Exercise directions |
Return only the count of lines in which the word "right" appears.

====================

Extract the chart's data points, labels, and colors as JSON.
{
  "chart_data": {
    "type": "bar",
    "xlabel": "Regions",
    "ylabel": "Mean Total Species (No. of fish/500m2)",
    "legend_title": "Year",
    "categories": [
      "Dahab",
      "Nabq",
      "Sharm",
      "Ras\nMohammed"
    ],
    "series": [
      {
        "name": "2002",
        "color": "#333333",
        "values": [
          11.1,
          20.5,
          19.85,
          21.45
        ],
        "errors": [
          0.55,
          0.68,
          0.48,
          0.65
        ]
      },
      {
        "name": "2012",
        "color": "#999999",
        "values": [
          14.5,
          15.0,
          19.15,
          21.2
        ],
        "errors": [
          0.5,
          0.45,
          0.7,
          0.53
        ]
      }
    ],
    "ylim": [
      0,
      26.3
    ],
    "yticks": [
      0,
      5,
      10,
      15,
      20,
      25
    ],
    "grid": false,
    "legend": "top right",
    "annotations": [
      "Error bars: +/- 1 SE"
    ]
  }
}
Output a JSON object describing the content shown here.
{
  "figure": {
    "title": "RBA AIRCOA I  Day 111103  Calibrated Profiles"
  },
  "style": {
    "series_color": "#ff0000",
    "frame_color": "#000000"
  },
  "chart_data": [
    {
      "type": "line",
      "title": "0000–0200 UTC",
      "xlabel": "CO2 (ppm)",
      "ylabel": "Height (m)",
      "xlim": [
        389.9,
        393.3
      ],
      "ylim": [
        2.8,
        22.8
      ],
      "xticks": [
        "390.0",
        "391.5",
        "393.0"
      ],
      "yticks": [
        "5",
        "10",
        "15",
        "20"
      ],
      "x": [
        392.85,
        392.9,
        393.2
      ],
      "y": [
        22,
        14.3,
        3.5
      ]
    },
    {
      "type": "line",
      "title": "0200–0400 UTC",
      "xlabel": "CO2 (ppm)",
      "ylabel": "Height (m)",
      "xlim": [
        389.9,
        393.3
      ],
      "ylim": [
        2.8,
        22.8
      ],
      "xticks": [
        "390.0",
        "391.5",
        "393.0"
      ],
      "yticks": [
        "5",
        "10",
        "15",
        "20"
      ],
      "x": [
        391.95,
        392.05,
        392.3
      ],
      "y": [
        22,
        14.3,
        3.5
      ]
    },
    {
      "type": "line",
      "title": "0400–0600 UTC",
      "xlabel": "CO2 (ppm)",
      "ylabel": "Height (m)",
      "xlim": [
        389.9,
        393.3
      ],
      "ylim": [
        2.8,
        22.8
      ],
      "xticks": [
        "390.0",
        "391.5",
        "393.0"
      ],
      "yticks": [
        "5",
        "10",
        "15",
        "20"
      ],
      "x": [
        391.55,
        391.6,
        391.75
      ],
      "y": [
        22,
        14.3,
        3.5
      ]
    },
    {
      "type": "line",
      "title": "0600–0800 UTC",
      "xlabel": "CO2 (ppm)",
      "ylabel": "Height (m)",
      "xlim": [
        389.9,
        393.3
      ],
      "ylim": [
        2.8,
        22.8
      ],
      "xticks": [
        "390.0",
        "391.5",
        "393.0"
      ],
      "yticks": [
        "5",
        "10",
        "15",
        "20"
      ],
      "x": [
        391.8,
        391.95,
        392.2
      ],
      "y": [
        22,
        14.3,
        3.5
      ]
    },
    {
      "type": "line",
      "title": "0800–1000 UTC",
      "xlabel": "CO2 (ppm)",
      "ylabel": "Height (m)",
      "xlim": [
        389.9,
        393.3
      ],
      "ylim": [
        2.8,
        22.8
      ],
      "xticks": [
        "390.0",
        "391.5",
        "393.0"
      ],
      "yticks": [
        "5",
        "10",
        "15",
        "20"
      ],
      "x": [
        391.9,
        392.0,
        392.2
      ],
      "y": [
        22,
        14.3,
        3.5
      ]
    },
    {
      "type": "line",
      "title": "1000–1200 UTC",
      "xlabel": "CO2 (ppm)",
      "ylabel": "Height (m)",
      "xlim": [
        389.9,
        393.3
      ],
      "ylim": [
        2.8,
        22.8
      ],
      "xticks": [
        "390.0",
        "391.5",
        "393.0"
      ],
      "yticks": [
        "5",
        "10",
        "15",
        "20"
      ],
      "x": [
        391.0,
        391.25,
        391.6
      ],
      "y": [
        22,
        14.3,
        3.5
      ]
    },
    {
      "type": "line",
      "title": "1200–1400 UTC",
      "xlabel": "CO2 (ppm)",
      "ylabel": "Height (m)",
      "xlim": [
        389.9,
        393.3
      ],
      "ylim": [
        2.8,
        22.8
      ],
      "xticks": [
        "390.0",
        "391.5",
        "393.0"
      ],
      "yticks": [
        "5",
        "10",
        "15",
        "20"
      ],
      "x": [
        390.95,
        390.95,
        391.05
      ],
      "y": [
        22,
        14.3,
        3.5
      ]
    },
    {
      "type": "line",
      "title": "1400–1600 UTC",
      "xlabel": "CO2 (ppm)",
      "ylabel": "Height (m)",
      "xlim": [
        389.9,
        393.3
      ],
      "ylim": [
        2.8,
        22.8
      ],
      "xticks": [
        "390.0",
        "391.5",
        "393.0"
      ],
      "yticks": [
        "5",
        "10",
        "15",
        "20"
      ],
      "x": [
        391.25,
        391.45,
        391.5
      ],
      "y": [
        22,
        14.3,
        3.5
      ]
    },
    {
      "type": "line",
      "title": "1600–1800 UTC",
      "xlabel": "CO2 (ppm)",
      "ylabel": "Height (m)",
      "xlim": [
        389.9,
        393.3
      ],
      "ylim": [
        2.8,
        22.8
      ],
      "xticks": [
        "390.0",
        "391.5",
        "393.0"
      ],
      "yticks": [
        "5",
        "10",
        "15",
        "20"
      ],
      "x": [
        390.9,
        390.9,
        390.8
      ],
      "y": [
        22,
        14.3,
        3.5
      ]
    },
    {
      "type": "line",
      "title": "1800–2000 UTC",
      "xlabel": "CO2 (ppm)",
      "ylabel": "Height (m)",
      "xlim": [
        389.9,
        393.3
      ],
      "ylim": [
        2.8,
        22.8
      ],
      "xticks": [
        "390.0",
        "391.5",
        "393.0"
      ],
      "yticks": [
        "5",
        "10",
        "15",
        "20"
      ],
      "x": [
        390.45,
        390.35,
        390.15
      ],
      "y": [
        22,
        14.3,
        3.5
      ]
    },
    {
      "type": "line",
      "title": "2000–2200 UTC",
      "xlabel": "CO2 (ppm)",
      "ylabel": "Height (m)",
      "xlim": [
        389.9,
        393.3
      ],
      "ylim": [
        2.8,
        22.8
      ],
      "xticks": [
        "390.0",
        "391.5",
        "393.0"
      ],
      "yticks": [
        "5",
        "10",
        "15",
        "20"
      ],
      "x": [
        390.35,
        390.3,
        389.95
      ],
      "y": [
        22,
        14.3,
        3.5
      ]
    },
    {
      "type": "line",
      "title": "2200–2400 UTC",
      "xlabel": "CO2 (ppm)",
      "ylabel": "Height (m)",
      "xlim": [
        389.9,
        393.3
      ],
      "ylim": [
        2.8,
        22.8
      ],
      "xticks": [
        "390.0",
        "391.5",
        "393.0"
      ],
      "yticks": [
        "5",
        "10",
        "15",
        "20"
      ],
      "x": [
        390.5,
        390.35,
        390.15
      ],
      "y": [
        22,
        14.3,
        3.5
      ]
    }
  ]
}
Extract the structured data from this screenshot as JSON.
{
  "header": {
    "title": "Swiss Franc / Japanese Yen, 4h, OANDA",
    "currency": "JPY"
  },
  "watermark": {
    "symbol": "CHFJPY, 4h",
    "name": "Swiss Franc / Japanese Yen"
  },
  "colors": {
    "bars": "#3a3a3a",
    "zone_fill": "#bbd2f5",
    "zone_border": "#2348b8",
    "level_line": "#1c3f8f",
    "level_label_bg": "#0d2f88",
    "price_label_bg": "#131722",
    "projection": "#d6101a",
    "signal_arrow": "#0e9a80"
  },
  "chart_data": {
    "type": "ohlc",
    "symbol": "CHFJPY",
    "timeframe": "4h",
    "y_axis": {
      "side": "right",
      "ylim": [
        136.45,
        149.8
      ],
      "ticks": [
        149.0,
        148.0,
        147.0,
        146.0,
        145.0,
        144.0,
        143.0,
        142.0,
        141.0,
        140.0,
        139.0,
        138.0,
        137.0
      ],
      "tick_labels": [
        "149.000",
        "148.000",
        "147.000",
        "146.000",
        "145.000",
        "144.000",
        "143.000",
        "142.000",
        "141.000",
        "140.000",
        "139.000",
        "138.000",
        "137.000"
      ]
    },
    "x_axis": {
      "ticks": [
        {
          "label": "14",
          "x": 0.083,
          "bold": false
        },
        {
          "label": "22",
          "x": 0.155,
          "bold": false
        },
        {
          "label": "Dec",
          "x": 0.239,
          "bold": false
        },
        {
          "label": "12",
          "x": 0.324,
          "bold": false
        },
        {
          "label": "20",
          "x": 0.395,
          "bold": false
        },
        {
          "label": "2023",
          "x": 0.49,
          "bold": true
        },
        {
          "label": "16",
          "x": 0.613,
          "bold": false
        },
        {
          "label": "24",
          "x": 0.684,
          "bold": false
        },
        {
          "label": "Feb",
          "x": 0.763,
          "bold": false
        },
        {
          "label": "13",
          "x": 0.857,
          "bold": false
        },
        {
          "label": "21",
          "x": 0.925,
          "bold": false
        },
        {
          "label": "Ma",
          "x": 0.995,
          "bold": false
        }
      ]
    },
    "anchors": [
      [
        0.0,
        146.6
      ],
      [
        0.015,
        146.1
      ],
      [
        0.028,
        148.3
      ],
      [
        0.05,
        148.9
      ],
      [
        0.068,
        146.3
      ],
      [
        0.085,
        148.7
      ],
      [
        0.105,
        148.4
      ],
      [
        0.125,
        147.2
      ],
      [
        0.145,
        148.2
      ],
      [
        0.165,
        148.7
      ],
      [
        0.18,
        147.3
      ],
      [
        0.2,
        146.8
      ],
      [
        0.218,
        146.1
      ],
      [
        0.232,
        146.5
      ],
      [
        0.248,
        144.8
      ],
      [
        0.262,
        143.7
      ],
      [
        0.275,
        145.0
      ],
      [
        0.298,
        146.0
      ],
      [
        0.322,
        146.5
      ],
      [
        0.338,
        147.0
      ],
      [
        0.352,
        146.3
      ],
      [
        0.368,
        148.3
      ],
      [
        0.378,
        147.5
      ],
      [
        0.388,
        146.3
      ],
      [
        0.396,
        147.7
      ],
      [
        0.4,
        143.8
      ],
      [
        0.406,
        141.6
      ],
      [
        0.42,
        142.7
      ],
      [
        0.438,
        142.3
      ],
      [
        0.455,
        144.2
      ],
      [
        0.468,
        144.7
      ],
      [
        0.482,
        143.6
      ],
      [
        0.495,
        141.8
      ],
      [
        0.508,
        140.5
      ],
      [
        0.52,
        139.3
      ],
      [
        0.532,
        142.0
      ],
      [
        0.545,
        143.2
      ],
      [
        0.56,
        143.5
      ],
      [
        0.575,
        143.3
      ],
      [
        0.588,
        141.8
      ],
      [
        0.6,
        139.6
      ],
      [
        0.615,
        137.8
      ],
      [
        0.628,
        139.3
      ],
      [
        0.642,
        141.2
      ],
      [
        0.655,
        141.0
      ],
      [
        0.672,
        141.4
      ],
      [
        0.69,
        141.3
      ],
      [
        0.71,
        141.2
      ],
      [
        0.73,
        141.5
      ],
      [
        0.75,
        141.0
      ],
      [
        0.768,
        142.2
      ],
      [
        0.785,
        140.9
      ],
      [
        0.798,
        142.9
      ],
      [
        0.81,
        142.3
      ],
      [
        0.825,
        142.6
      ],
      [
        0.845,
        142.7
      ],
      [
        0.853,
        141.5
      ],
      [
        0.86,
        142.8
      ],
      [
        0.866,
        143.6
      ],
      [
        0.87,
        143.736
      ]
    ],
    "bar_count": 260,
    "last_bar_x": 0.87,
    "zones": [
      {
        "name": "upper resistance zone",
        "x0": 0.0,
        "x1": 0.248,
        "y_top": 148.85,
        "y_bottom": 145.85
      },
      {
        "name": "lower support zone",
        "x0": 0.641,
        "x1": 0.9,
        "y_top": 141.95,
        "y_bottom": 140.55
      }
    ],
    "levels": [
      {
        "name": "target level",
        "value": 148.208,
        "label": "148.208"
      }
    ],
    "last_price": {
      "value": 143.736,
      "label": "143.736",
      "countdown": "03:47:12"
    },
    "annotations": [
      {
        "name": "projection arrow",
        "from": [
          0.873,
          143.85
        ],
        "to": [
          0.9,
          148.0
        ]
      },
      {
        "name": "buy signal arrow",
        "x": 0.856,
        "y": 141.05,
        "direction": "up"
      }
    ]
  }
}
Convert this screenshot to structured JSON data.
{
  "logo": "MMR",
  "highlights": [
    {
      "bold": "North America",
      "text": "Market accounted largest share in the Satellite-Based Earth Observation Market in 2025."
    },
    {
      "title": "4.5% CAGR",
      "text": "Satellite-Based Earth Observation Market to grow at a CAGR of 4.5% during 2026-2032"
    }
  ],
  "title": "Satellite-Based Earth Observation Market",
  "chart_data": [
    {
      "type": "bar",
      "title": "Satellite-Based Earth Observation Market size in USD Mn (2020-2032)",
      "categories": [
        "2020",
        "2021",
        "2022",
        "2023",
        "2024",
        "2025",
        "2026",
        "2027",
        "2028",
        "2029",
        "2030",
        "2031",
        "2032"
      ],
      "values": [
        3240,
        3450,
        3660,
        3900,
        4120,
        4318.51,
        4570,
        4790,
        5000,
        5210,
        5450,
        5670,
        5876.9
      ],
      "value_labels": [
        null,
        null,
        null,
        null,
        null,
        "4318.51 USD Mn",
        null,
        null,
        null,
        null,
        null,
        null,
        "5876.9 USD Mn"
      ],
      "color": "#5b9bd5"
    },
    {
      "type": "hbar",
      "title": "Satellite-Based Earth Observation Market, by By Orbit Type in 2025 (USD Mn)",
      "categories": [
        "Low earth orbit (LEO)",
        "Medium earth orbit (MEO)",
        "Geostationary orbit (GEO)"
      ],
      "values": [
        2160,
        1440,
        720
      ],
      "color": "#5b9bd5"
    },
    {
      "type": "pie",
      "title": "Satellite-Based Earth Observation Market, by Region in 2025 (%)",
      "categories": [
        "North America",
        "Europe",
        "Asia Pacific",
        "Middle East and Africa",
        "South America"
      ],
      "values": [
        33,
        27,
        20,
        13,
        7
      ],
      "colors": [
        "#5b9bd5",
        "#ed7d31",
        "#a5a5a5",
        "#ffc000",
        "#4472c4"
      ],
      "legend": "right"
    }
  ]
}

====================

Task answer |
3